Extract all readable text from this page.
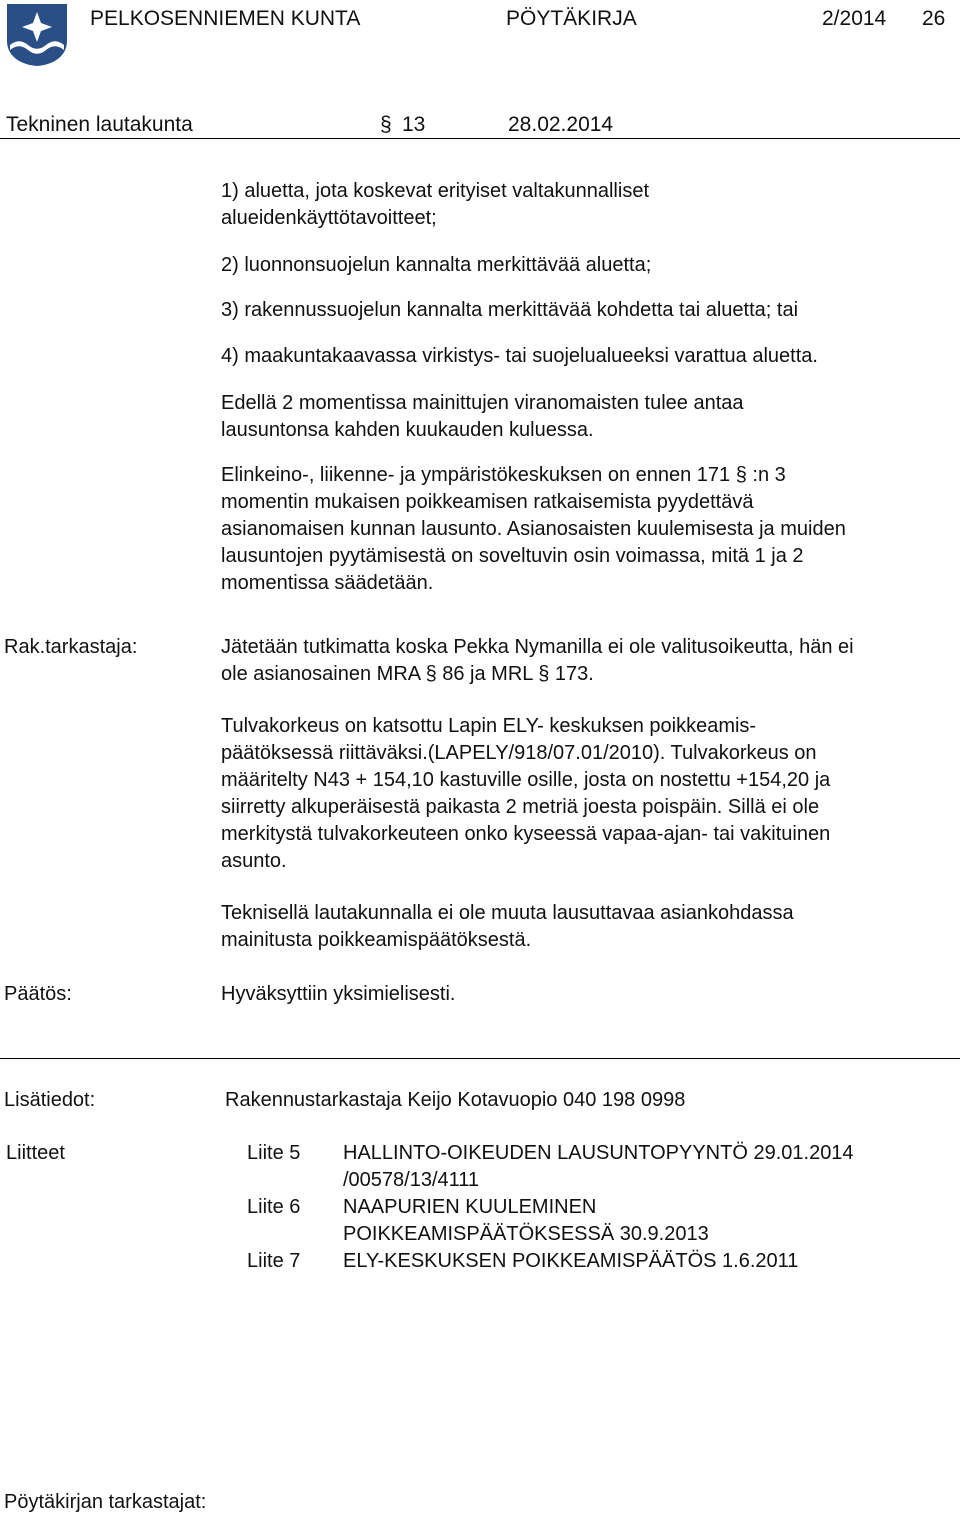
PELKOSENNIEMEN KUNTA	PÖYTÄKIRJA	2/2014 26
Tekninen lautakunta	§ 13	28.02.2014
1) aluetta, jota koskevat erityiset valtakunnalliset
alueidenkäyttötavoitteet;
2) luonnonsuojelun kannalta merkittävää aluetta;
3) rakennussuojelun kannalta merkittävää kohdetta tai aluetta; tai
4) maakuntakaavassa virkistys- tai suojelualueeksi varattua aluetta.
Edellä 2 momentissa mainittujen viranomaisten tulee antaa
lausuntonsa kahden kuukauden kuluessa.
Elinkeino-, liikenne- ja ympäristökeskuksen on ennen 171 § :n 3
momentin mukaisen poikkeamisen ratkaisemista pyydettävä
asianomaisen kunnan lausunto. Asianosaisten kuulemisesta ja muiden
lausuntojen pyytämisestä on soveltuvin osin voimassa, mitä 1 ja 2
momentissa säädetään.
Rak.tarkastaja:	Jätetään tutkimatta koska Pekka Nymanilla ei ole valitusoikeutta, hän ei
ole asianosainen MRA § 86 ja MRL § 173.
Tulvakorkeus on katsottu Lapin ELY- keskuksen poikkeamis-
päätöksessä riittäväksi.(LAPELY/918/07.01/2010). Tulvakorkeus on
määritelty N43 + 154,10 kastuville osille, josta on nostettu +154,20 ja
siirretty alkuperäisestä paikasta 2 metriä joesta poispäin. Sillä ei ole
merkitystä tulvakorkeuteen onko kyseessä vapaa-ajan- tai vakituinen
asunto.
Teknisellä lautakunnalla ei ole muuta lausuttavaa asiankohdassa
mainitusta poikkeamispäätöksestä.
Päätös:	Hyväksyttiin yksimielisesti.
Lisätiedot:	Rakennustarkastaja Keijo Kotavuopio 040 198 0998
Liitteet	Liite 5 HALLINTO-OIKEUDEN LAUSUNTOPYYNTÖ 29.01.2014
/00578/13/4111
Liite 6 NAAPURIEN KUULEMINEN
POIKKEAMISPÄÄTÖKSESSÄ 30.9.2013
Liite 7 ELY-KESKUKSEN POIKKEAMISPÄÄTÖS 1.6.2011
Pöytäkirjan tarkastajat:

• Required work:
All records above are to be printed exactly, minus the pictures they contain.

• Written answer:
Extract all readable text from this page.
PELKOSENNIEMEN KUNTA	PÖYTÄKIRJA	2/2014 26
Tekninen lautakunta	§ 13	28.02.2014
1) aluetta, jota koskevat erityiset valtakunnalliset
alueidenkäyttötavoitteet;
2) luonnonsuojelun kannalta merkittävää aluetta;
3) rakennussuojelun kannalta merkittävää kohdetta tai aluetta; tai
4) maakuntakaavassa virkistys- tai suojelualueeksi varattua aluetta.
Edellä 2 momentissa mainittujen viranomaisten tulee antaa
lausuntonsa kahden kuukauden kuluessa.
Elinkeino-, liikenne- ja ympäristökeskuksen on ennen 171 § :n 3
momentin mukaisen poikkeamisen ratkaisemista pyydettävä
asianomaisen kunnan lausunto. Asianosaisten kuulemisesta ja muiden
lausuntojen pyytämisestä on soveltuvin osin voimassa, mitä 1 ja 2
momentissa säädetään.
Rak.tarkastaja:	Jätetään tutkimatta koska Pekka Nymanilla ei ole valitusoikeutta, hän ei
ole asianosainen MRA § 86 ja MRL § 173.
Tulvakorkeus on katsottu Lapin ELY- keskuksen poikkeamis-
päätöksessä riittäväksi.(LAPELY/918/07.01/2010). Tulvakorkeus on
määritelty N43 + 154,10 kastuville osille, josta on nostettu +154,20 ja
siirretty alkuperäisestä paikasta 2 metriä joesta poispäin. Sillä ei ole
merkitystä tulvakorkeuteen onko kyseessä vapaa-ajan- tai vakituinen
asunto.
Teknisellä lautakunnalla ei ole muuta lausuttavaa asiankohdassa
mainitusta poikkeamispäätöksestä.
Päätös:	Hyväksyttiin yksimielisesti.
Lisätiedot:	Rakennustarkastaja Keijo Kotavuopio 040 198 0998
Liitteet	Liite 5 HALLINTO-OIKEUDEN LAUSUNTOPYYNTÖ 29.01.2014
/00578/13/4111
Liite 6 NAAPURIEN KUULEMINEN
POIKKEAMISPÄÄTÖKSESSÄ 30.9.2013
Liite 7 ELY-KESKUKSEN POIKKEAMISPÄÄTÖS 1.6.2011
Pöytäkirjan tarkastajat:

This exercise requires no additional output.